# Aim:
Give the data below again exactly as written, without its pictures.
>> begin
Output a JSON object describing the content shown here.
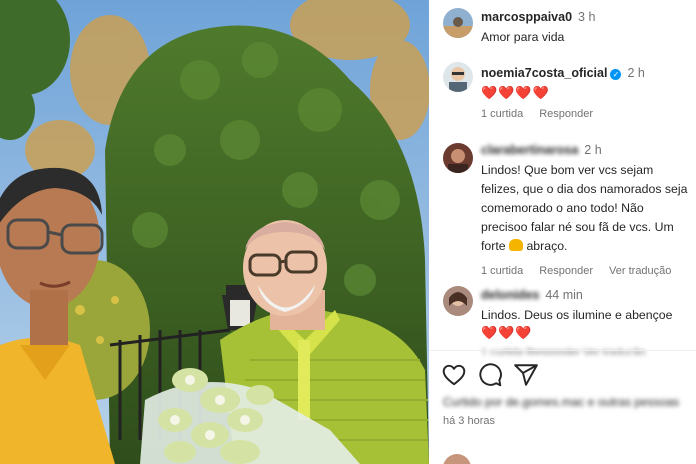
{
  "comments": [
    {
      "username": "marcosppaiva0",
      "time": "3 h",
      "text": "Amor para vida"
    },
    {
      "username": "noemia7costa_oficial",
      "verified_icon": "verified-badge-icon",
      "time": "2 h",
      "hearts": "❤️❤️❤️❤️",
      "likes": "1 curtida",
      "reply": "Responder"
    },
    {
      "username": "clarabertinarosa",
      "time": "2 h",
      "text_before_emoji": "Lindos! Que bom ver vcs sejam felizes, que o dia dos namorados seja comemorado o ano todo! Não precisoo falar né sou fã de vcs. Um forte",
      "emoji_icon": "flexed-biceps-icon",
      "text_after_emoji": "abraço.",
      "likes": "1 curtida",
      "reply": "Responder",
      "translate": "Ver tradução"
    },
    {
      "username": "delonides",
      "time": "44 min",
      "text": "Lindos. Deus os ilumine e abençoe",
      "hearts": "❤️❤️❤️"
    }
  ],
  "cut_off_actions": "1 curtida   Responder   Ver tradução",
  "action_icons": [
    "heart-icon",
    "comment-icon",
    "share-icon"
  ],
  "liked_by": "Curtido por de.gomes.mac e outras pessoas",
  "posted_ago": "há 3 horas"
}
>> end
# Exercise output:
Output a JSON object describing the content shown here.
{
  "comments": [
    {
      "username": "marcosppaiva0",
      "time": "3 h",
      "text": "Amor para vida"
    },
    {
      "username": "noemia7costa_oficial",
      "verified_icon": "verified-badge-icon",
      "time": "2 h",
      "hearts": "❤️❤️❤️❤️",
      "likes": "1 curtida",
      "reply": "Responder"
    },
    {
      "username": "clarabertinarosa",
      "time": "2 h",
      "text_before_emoji": "Lindos! Que bom ver vcs sejam felizes, que o dia dos namorados seja comemorado o ano todo! Não precisoo falar né sou fã de vcs. Um forte",
      "emoji_icon": "flexed-biceps-icon",
      "text_after_emoji": "abraço.",
      "likes": "1 curtida",
      "reply": "Responder",
      "translate": "Ver tradução"
    },
    {
      "username": "delonides",
      "time": "44 min",
      "text": "Lindos. Deus os ilumine e abençoe",
      "hearts": "❤️❤️❤️"
    }
  ],
  "cut_off_actions": "1 curtida   Responder   Ver tradução",
  "action_icons": [
    "heart-icon",
    "comment-icon",
    "share-icon"
  ],
  "liked_by": "Curtido por de.gomes.mac e outras pessoas",
  "posted_ago": "há 3 horas"
}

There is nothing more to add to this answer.